▶ _PROVIDED ENTRIES_:

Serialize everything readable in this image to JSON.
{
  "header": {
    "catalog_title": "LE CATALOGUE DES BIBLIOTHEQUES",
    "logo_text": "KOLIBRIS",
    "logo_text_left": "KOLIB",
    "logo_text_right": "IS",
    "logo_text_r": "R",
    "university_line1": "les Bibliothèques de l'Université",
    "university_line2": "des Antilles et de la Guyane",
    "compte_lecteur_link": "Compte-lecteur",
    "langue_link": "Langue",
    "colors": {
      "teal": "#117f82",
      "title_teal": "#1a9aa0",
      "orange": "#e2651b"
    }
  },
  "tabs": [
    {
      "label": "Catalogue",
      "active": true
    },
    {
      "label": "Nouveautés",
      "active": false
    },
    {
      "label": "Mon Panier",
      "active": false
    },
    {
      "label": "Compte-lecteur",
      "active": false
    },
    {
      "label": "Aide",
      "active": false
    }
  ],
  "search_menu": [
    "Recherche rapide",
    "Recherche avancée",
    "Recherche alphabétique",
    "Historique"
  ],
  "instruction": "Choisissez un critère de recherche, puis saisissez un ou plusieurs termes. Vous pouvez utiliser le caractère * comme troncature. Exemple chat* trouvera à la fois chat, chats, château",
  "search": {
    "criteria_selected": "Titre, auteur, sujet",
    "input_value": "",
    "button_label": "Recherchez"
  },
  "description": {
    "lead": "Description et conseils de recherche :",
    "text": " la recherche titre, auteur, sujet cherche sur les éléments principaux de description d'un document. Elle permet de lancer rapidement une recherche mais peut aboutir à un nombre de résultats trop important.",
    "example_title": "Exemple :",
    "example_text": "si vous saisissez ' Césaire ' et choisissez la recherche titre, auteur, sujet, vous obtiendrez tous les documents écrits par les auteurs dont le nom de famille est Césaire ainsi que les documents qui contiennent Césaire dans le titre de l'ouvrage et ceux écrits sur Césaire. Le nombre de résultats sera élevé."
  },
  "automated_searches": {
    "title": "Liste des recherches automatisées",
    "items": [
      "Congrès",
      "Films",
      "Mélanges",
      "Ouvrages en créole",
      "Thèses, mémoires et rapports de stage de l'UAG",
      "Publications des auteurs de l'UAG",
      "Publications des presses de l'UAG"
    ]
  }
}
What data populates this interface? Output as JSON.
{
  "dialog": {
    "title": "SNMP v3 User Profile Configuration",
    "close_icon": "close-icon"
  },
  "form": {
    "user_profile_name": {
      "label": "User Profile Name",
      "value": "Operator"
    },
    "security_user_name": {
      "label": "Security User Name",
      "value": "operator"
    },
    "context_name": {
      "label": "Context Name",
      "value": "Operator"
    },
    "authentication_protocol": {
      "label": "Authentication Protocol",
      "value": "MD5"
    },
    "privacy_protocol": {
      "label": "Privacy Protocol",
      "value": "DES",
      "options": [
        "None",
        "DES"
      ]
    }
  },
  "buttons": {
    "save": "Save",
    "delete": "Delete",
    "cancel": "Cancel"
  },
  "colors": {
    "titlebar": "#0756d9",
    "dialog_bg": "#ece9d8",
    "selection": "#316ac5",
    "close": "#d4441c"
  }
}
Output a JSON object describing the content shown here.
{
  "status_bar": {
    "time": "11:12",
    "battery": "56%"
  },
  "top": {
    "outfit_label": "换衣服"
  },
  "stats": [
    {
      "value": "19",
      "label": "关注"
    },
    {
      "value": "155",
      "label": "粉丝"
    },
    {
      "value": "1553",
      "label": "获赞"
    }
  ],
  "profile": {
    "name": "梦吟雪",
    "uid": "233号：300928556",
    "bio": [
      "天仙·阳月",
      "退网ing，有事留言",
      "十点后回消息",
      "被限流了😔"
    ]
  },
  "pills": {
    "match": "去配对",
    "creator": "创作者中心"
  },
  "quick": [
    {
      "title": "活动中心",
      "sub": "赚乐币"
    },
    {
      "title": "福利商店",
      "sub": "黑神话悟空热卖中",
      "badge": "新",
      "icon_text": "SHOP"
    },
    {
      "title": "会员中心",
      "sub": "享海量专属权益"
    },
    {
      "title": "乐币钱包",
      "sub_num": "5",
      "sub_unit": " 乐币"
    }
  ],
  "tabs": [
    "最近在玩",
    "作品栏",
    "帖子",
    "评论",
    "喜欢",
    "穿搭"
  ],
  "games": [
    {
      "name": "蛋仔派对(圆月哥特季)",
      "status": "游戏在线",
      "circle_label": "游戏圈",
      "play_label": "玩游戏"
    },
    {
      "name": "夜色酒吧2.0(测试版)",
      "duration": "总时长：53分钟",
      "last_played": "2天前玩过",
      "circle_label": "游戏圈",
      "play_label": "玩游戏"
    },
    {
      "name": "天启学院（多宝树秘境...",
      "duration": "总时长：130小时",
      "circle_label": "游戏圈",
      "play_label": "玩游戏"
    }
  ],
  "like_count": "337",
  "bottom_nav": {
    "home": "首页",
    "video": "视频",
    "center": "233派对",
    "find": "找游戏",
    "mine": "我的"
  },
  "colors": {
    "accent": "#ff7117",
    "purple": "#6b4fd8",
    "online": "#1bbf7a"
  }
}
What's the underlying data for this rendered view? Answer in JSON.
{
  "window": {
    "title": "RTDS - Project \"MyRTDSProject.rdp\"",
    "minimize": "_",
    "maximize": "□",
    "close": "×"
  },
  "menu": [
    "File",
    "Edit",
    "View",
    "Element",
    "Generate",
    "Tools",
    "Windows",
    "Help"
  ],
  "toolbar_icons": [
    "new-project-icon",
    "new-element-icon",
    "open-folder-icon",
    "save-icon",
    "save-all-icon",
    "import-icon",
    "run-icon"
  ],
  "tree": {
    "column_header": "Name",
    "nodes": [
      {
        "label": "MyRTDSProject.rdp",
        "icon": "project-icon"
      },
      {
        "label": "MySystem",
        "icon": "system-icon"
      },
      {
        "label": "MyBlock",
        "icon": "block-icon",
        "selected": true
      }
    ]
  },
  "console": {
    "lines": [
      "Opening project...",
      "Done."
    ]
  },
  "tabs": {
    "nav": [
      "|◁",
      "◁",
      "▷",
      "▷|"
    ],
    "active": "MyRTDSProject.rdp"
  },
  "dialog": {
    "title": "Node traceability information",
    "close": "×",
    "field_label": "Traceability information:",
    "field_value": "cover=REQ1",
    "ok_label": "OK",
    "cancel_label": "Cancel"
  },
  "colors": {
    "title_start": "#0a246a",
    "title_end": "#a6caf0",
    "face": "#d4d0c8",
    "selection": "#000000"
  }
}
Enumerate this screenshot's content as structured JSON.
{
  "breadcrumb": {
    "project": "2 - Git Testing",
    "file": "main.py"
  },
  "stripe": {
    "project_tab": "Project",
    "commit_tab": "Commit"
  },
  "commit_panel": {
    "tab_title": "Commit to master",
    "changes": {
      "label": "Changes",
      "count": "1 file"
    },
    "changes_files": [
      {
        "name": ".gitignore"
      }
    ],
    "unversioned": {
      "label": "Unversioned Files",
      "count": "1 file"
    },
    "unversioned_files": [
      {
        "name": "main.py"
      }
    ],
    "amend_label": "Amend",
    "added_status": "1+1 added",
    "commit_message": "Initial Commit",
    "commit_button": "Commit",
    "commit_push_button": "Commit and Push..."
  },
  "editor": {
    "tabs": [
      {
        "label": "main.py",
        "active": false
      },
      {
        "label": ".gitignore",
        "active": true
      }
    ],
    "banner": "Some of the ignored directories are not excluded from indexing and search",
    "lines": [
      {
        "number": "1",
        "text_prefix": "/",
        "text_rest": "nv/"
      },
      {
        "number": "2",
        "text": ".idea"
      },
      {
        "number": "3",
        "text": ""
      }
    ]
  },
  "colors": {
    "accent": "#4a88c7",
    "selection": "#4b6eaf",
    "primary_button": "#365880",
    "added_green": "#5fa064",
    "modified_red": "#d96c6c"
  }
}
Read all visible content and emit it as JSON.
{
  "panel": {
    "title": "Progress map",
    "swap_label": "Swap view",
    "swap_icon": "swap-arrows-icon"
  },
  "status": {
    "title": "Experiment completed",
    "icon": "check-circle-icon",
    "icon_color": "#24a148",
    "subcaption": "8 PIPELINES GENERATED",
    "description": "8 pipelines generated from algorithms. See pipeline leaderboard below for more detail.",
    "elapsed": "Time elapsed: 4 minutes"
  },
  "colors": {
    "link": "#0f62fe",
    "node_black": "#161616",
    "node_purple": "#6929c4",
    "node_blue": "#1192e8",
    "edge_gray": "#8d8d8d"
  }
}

▶ _WHAT TO DO_: Quote, without any change, each line from the one that contains "Enumerate this screenshot's" through the end of the material.

▶ _THE RESULT_:
Enumerate this screenshot's content as structured JSON.
{
  "breadcrumb": {
    "project": "2 - Git Testing",
    "file": "main.py"
  },
  "stripe": {
    "project_tab": "Project",
    "commit_tab": "Commit"
  },
  "commit_panel": {
    "tab_title": "Commit to master",
    "changes": {
      "label": "Changes",
      "count": "1 file"
    },
    "changes_files": [
      {
        "name": ".gitignore"
      }
    ],
    "unversioned": {
      "label": "Unversioned Files",
      "count": "1 file"
    },
    "unversioned_files": [
      {
        "name": "main.py"
      }
    ],
    "amend_label": "Amend",
    "added_status": "1+1 added",
    "commit_message": "Initial Commit",
    "commit_button": "Commit",
    "commit_push_button": "Commit and Push..."
  },
  "editor": {
    "tabs": [
      {
        "label": "main.py",
        "active": false
      },
      {
        "label": ".gitignore",
        "active": true
      }
    ],
    "banner": "Some of the ignored directories are not excluded from indexing and search",
    "lines": [
      {
        "number": "1",
        "text_prefix": "/",
        "text_rest": "nv/"
      },
      {
        "number": "2",
        "text": ".idea"
      },
      {
        "number": "3",
        "text": ""
      }
    ]
  },
  "colors": {
    "accent": "#4a88c7",
    "selection": "#4b6eaf",
    "primary_button": "#365880",
    "added_green": "#5fa064",
    "modified_red": "#d96c6c"
  }
}
Read all visible content and emit it as JSON.
{
  "panel": {
    "title": "Progress map",
    "swap_label": "Swap view",
    "swap_icon": "swap-arrows-icon"
  },
  "status": {
    "title": "Experiment completed",
    "icon": "check-circle-icon",
    "icon_color": "#24a148",
    "subcaption": "8 PIPELINES GENERATED",
    "description": "8 pipelines generated from algorithms. See pipeline leaderboard below for more detail.",
    "elapsed": "Time elapsed: 4 minutes"
  },
  "colors": {
    "link": "#0f62fe",
    "node_black": "#161616",
    "node_purple": "#6929c4",
    "node_blue": "#1192e8",
    "edge_gray": "#8d8d8d"
  }
}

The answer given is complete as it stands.